## INPUT DATA
—————

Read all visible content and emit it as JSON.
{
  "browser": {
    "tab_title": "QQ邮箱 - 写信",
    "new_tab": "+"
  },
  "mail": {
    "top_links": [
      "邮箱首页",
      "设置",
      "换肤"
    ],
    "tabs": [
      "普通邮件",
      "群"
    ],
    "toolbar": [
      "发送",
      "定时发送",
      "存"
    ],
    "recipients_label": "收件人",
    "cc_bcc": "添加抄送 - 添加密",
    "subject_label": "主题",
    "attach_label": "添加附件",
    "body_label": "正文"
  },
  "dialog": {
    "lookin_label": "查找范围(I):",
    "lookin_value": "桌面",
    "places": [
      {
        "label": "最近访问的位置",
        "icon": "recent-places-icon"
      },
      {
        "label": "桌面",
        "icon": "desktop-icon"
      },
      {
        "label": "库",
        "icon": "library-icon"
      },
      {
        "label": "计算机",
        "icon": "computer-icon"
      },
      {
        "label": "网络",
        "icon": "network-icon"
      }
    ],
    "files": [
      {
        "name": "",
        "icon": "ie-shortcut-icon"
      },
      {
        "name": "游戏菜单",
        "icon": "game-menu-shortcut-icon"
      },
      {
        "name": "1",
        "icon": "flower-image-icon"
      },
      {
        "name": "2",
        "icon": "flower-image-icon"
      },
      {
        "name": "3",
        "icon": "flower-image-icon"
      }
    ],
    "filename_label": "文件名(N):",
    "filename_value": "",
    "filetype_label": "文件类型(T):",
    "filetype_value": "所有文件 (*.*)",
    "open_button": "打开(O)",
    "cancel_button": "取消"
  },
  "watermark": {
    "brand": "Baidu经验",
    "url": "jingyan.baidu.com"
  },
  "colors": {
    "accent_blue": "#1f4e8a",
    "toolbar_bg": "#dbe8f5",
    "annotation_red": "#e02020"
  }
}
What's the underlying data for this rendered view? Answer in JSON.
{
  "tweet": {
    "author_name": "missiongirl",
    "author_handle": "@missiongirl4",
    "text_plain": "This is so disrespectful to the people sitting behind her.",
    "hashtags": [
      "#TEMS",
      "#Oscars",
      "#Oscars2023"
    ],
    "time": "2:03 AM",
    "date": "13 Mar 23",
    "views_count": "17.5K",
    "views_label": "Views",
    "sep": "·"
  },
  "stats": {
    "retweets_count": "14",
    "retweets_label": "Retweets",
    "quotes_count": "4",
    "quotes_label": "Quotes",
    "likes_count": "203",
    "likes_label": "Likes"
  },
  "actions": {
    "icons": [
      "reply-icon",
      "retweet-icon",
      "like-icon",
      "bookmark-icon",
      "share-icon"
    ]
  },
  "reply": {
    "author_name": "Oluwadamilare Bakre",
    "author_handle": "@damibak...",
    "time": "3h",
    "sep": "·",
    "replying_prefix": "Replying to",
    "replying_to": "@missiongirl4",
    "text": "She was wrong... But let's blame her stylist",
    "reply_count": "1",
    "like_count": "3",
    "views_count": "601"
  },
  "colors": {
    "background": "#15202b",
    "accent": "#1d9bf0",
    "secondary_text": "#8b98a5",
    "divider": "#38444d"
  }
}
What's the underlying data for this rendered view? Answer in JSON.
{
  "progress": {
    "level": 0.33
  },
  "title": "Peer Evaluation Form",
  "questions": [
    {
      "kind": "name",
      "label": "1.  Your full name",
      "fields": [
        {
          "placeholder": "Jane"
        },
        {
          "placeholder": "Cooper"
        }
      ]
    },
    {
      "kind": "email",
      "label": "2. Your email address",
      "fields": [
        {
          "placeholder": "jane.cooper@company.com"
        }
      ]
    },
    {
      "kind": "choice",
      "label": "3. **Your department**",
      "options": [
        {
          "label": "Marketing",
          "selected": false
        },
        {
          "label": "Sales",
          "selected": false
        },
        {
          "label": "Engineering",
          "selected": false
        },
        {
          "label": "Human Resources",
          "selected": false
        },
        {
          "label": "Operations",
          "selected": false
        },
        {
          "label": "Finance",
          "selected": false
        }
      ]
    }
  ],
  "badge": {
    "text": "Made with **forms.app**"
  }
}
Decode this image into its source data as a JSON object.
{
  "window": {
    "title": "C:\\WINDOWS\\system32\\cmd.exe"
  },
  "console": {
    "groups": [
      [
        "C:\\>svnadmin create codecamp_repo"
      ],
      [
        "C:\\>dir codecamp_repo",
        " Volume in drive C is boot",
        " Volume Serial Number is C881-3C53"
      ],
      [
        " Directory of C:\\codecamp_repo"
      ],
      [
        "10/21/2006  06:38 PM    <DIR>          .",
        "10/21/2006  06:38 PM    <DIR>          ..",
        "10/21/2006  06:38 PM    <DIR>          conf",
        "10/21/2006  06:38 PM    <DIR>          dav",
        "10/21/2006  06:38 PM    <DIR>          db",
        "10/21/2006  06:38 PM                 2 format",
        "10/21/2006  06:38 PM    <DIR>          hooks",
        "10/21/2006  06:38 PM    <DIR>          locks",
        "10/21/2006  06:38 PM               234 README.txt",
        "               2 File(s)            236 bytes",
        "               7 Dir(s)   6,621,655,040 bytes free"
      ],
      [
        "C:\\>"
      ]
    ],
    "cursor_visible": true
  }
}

—————

## TASK STATEMENT
Return the listing above in full, character for character.

## SOLVED EXERCISE
Read all visible content and emit it as JSON.
{
  "browser": {
    "tab_title": "QQ邮箱 - 写信",
    "new_tab": "+"
  },
  "mail": {
    "top_links": [
      "邮箱首页",
      "设置",
      "换肤"
    ],
    "tabs": [
      "普通邮件",
      "群"
    ],
    "toolbar": [
      "发送",
      "定时发送",
      "存"
    ],
    "recipients_label": "收件人",
    "cc_bcc": "添加抄送 - 添加密",
    "subject_label": "主题",
    "attach_label": "添加附件",
    "body_label": "正文"
  },
  "dialog": {
    "lookin_label": "查找范围(I):",
    "lookin_value": "桌面",
    "places": [
      {
        "label": "最近访问的位置",
        "icon": "recent-places-icon"
      },
      {
        "label": "桌面",
        "icon": "desktop-icon"
      },
      {
        "label": "库",
        "icon": "library-icon"
      },
      {
        "label": "计算机",
        "icon": "computer-icon"
      },
      {
        "label": "网络",
        "icon": "network-icon"
      }
    ],
    "files": [
      {
        "name": "",
        "icon": "ie-shortcut-icon"
      },
      {
        "name": "游戏菜单",
        "icon": "game-menu-shortcut-icon"
      },
      {
        "name": "1",
        "icon": "flower-image-icon"
      },
      {
        "name": "2",
        "icon": "flower-image-icon"
      },
      {
        "name": "3",
        "icon": "flower-image-icon"
      }
    ],
    "filename_label": "文件名(N):",
    "filename_value": "",
    "filetype_label": "文件类型(T):",
    "filetype_value": "所有文件 (*.*)",
    "open_button": "打开(O)",
    "cancel_button": "取消"
  },
  "watermark": {
    "brand": "Baidu经验",
    "url": "jingyan.baidu.com"
  },
  "colors": {
    "accent_blue": "#1f4e8a",
    "toolbar_bg": "#dbe8f5",
    "annotation_red": "#e02020"
  }
}
What's the underlying data for this rendered view? Answer in JSON.
{
  "tweet": {
    "author_name": "missiongirl",
    "author_handle": "@missiongirl4",
    "text_plain": "This is so disrespectful to the people sitting behind her.",
    "hashtags": [
      "#TEMS",
      "#Oscars",
      "#Oscars2023"
    ],
    "time": "2:03 AM",
    "date": "13 Mar 23",
    "views_count": "17.5K",
    "views_label": "Views",
    "sep": "·"
  },
  "stats": {
    "retweets_count": "14",
    "retweets_label": "Retweets",
    "quotes_count": "4",
    "quotes_label": "Quotes",
    "likes_count": "203",
    "likes_label": "Likes"
  },
  "actions": {
    "icons": [
      "reply-icon",
      "retweet-icon",
      "like-icon",
      "bookmark-icon",
      "share-icon"
    ]
  },
  "reply": {
    "author_name": "Oluwadamilare Bakre",
    "author_handle": "@damibak...",
    "time": "3h",
    "sep": "·",
    "replying_prefix": "Replying to",
    "replying_to": "@missiongirl4",
    "text": "She was wrong... But let's blame her stylist",
    "reply_count": "1",
    "like_count": "3",
    "views_count": "601"
  },
  "colors": {
    "background": "#15202b",
    "accent": "#1d9bf0",
    "secondary_text": "#8b98a5",
    "divider": "#38444d"
  }
}
What's the underlying data for this rendered view? Answer in JSON.
{
  "progress": {
    "level": 0.33
  },
  "title": "Peer Evaluation Form",
  "questions": [
    {
      "kind": "name",
      "label": "1.  Your full name",
      "fields": [
        {
          "placeholder": "Jane"
        },
        {
          "placeholder": "Cooper"
        }
      ]
    },
    {
      "kind": "email",
      "label": "2. Your email address",
      "fields": [
        {
          "placeholder": "jane.cooper@company.com"
        }
      ]
    },
    {
      "kind": "choice",
      "label": "3. **Your department**",
      "options": [
        {
          "label": "Marketing",
          "selected": false
        },
        {
          "label": "Sales",
          "selected": false
        },
        {
          "label": "Engineering",
          "selected": false
        },
        {
          "label": "Human Resources",
          "selected": false
        },
        {
          "label": "Operations",
          "selected": false
        },
        {
          "label": "Finance",
          "selected": false
        }
      ]
    }
  ],
  "badge": {
    "text": "Made with **forms.app**"
  }
}
Decode this image into its source data as a JSON object.
{
  "window": {
    "title": "C:\\WINDOWS\\system32\\cmd.exe"
  },
  "console": {
    "groups": [
      [
        "C:\\>svnadmin create codecamp_repo"
      ],
      [
        "C:\\>dir codecamp_repo",
        " Volume in drive C is boot",
        " Volume Serial Number is C881-3C53"
      ],
      [
        " Directory of C:\\codecamp_repo"
      ],
      [
        "10/21/2006  06:38 PM    <DIR>          .",
        "10/21/2006  06:38 PM    <DIR>          ..",
        "10/21/2006  06:38 PM    <DIR>          conf",
        "10/21/2006  06:38 PM    <DIR>          dav",
        "10/21/2006  06:38 PM    <DIR>          db",
        "10/21/2006  06:38 PM                 2 format",
        "10/21/2006  06:38 PM    <DIR>          hooks",
        "10/21/2006  06:38 PM    <DIR>          locks",
        "10/21/2006  06:38 PM               234 README.txt",
        "               2 File(s)            236 bytes",
        "               7 Dir(s)   6,621,655,040 bytes free"
      ],
      [
        "C:\\>"
      ]
    ],
    "cursor_visible": true
  }
}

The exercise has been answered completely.